Stored data entries:
☆ ☆ ☆ ☆ ☆
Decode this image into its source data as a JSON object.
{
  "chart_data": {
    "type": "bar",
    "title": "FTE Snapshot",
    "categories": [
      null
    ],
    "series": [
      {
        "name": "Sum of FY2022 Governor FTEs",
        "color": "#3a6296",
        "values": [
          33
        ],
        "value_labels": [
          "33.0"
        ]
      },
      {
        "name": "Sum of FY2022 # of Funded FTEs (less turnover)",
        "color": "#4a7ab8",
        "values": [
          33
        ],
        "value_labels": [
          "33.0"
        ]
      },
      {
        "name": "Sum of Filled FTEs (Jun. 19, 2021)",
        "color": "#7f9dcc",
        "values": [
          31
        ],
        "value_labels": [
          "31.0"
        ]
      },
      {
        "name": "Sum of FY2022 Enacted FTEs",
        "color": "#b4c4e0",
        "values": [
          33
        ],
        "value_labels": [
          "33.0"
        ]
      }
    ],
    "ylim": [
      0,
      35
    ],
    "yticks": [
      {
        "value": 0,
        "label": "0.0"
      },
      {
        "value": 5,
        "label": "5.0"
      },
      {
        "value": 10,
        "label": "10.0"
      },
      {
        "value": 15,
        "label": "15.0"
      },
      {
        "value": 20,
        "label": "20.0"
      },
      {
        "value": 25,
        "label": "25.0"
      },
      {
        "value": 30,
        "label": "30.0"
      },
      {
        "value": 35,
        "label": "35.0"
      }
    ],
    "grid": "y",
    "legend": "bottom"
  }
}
☆ ☆ ☆ ☆ ☆
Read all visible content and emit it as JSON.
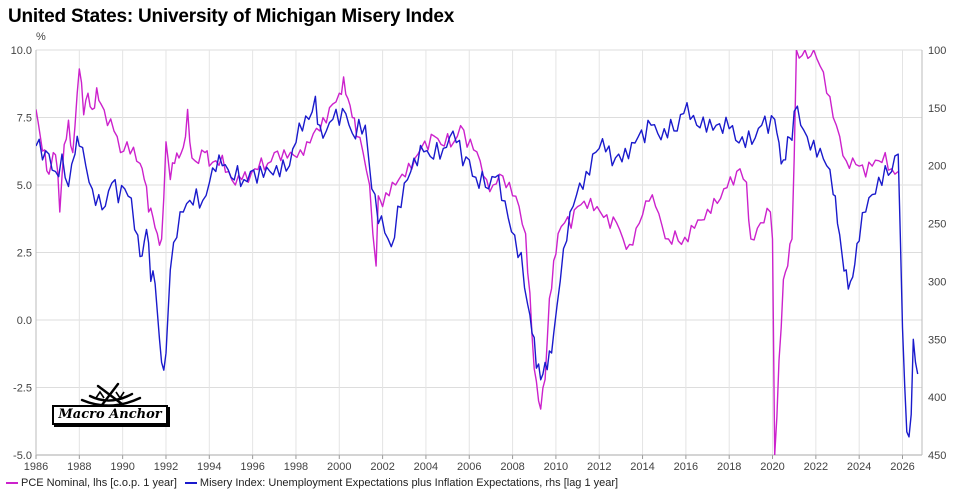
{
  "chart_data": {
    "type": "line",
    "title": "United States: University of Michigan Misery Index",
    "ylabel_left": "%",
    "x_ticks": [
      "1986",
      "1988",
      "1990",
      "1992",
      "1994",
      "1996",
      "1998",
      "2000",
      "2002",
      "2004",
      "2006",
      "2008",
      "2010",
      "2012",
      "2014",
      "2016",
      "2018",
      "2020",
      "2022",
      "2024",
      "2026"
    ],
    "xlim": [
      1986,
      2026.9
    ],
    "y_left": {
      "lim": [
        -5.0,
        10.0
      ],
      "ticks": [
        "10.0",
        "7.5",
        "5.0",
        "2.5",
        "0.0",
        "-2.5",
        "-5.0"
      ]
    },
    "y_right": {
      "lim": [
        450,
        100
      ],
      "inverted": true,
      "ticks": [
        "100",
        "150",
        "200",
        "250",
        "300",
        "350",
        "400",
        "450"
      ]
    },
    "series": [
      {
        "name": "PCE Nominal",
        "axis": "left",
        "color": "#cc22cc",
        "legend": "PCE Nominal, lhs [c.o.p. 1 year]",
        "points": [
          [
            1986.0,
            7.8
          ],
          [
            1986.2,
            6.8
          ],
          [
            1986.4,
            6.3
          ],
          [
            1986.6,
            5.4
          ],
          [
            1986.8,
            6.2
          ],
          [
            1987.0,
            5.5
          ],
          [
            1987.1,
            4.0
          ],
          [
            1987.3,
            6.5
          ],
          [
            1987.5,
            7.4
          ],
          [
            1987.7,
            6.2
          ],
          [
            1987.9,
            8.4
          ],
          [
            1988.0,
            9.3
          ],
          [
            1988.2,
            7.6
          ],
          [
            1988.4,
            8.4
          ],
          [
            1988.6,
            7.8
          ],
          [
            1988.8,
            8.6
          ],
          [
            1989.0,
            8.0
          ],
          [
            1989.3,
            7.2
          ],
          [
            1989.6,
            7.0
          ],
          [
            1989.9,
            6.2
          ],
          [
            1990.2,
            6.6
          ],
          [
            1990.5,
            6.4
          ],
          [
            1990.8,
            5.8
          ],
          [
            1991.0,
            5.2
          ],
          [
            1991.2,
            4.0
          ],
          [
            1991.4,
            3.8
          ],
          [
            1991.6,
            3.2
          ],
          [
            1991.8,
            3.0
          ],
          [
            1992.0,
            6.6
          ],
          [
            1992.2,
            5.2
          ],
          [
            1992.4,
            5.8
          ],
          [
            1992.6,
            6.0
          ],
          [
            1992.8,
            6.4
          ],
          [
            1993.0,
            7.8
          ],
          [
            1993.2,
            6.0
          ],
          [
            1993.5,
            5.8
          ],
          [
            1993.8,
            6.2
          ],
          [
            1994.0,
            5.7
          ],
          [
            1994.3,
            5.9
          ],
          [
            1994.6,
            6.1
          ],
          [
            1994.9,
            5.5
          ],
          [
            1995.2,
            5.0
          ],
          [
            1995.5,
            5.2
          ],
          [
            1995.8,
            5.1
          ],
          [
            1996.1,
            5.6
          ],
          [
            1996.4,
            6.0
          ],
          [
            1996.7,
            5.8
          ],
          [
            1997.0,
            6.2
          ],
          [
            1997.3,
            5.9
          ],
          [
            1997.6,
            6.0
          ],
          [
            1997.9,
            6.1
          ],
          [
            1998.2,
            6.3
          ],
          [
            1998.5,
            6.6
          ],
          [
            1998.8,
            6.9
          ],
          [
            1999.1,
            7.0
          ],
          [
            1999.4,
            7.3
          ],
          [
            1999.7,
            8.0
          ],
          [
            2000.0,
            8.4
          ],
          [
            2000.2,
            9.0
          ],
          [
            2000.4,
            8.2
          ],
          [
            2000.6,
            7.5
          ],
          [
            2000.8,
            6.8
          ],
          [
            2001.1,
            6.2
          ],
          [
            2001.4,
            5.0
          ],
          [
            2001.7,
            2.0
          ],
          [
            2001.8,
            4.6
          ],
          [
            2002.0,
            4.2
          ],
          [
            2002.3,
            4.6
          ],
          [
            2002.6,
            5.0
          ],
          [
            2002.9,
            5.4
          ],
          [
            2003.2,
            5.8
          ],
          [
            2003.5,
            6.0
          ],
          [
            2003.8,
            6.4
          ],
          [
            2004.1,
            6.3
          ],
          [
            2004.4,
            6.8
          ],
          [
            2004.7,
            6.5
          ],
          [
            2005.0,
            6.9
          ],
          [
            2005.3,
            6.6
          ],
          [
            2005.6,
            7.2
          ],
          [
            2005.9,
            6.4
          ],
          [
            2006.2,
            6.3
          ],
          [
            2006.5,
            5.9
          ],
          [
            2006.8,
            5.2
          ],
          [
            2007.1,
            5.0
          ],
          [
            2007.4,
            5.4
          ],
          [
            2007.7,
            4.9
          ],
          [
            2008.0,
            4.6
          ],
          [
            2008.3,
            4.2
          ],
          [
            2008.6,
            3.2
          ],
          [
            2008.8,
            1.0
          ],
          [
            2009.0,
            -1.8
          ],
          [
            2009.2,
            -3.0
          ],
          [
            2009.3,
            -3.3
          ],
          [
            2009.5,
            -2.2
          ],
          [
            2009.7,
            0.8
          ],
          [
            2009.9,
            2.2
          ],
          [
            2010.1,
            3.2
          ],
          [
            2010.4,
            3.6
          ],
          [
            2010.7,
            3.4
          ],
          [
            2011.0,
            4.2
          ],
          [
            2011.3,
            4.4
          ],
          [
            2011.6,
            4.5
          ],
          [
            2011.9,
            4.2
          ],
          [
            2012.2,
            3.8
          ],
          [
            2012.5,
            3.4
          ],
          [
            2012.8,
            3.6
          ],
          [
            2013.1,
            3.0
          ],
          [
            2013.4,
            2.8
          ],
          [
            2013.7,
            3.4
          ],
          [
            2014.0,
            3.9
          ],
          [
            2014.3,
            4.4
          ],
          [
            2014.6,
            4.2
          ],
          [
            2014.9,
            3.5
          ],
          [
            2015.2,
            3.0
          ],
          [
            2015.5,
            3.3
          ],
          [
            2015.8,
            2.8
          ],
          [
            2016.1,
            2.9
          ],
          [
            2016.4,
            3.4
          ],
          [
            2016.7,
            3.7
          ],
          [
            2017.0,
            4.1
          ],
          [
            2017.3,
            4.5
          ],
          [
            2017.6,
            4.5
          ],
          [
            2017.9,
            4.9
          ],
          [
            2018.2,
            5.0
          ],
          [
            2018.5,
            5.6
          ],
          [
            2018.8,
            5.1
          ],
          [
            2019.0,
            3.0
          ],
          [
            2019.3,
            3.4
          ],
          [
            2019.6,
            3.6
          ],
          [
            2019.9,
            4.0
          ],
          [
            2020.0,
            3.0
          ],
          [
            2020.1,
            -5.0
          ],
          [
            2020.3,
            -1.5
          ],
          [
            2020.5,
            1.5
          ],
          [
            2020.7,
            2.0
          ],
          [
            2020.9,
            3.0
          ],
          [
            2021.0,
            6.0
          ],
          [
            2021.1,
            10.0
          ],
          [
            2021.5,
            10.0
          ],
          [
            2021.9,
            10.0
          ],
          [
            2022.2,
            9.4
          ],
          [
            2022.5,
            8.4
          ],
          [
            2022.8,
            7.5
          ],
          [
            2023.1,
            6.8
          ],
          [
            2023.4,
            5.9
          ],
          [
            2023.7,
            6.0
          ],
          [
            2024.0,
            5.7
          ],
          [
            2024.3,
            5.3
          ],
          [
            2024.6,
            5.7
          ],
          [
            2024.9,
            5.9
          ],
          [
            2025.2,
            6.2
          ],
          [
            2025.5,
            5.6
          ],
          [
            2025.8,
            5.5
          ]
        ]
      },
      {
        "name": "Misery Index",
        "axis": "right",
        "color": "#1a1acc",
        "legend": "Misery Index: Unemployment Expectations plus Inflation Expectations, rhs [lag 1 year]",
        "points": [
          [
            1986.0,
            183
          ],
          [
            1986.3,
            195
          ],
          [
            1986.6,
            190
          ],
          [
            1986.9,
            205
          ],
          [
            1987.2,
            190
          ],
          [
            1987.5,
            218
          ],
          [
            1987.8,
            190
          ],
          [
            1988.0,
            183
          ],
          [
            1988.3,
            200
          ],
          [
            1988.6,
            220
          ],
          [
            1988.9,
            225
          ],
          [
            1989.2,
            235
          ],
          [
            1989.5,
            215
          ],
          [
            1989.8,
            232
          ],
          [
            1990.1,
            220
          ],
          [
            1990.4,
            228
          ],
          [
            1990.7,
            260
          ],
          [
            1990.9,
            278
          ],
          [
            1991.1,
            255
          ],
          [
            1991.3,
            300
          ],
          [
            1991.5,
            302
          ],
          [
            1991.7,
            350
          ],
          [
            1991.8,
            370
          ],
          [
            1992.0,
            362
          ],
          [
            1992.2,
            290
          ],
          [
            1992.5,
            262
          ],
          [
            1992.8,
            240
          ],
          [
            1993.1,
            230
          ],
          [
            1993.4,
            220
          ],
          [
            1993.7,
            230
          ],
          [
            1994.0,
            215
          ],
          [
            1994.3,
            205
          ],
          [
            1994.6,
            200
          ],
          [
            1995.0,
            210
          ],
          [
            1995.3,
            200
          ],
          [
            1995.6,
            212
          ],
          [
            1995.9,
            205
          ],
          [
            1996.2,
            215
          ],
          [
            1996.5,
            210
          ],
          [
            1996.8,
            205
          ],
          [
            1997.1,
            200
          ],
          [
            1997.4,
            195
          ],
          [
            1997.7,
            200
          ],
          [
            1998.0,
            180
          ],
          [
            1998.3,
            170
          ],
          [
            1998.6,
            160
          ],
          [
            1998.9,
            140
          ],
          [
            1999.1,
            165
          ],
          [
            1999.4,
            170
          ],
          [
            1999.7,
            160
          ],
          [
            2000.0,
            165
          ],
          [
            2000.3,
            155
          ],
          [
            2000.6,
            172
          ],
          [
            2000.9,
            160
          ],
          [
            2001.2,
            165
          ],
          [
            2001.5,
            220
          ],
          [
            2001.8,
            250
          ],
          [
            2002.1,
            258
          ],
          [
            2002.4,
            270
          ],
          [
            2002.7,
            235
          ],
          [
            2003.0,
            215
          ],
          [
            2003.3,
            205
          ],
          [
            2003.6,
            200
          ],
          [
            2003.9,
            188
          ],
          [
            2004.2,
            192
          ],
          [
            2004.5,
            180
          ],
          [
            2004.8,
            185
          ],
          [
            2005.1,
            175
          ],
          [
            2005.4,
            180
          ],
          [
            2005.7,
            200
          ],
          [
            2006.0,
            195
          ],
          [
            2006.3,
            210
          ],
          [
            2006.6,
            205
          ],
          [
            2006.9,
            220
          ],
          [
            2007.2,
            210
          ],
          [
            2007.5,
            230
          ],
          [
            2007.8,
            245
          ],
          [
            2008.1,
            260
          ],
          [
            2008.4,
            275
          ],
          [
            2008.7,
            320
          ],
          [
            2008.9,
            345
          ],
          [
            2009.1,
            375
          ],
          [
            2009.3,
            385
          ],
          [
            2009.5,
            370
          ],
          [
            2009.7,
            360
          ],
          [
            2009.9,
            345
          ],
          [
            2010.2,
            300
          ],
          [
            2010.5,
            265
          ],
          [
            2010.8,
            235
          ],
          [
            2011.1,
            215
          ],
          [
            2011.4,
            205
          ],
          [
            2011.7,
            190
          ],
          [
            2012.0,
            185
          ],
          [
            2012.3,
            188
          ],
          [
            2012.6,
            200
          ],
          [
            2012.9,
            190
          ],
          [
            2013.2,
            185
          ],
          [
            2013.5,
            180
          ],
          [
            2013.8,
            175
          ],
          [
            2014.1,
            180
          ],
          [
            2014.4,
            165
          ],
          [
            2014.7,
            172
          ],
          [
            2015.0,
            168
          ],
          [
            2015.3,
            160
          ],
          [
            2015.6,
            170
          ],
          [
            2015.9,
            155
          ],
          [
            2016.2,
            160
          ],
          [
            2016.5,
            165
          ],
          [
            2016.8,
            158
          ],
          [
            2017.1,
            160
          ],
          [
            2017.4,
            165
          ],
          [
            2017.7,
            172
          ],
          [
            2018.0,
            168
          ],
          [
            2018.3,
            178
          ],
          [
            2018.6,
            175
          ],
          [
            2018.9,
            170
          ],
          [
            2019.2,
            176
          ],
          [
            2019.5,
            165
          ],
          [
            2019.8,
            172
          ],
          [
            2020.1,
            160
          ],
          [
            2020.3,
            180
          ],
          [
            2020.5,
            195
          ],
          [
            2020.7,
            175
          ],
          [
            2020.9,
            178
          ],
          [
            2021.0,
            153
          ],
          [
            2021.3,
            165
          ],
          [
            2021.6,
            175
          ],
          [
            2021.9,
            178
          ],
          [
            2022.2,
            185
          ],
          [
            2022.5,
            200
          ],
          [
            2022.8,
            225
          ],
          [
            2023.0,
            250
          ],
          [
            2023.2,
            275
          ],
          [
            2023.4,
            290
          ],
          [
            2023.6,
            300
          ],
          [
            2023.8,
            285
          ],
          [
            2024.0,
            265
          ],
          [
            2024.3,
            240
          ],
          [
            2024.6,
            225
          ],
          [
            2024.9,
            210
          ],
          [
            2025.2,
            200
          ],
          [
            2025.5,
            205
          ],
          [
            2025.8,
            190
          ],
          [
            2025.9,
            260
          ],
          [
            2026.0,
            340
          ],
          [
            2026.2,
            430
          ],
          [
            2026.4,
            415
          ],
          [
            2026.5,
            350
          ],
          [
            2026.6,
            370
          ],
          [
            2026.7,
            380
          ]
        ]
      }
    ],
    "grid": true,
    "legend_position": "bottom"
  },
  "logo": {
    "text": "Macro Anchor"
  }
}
☆ ☆ ☆ ☆ ☆
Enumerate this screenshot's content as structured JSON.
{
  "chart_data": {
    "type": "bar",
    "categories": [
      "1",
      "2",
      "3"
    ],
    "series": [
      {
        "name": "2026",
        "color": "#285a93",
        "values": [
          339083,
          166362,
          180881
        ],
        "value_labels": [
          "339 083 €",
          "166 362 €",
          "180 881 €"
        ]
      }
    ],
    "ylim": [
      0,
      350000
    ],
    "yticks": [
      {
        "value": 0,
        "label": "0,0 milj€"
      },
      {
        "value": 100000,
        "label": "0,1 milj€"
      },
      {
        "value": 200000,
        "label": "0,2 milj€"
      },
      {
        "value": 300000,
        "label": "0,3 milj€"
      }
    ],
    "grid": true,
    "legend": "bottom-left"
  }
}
☆ ☆ ☆ ☆ ☆
== Task description ==
Within the listing above, copy each line that has the string "content".

== The solution ==
Read all visible content and emit it as JSON.
Enumerate this screenshot's content as structured JSON.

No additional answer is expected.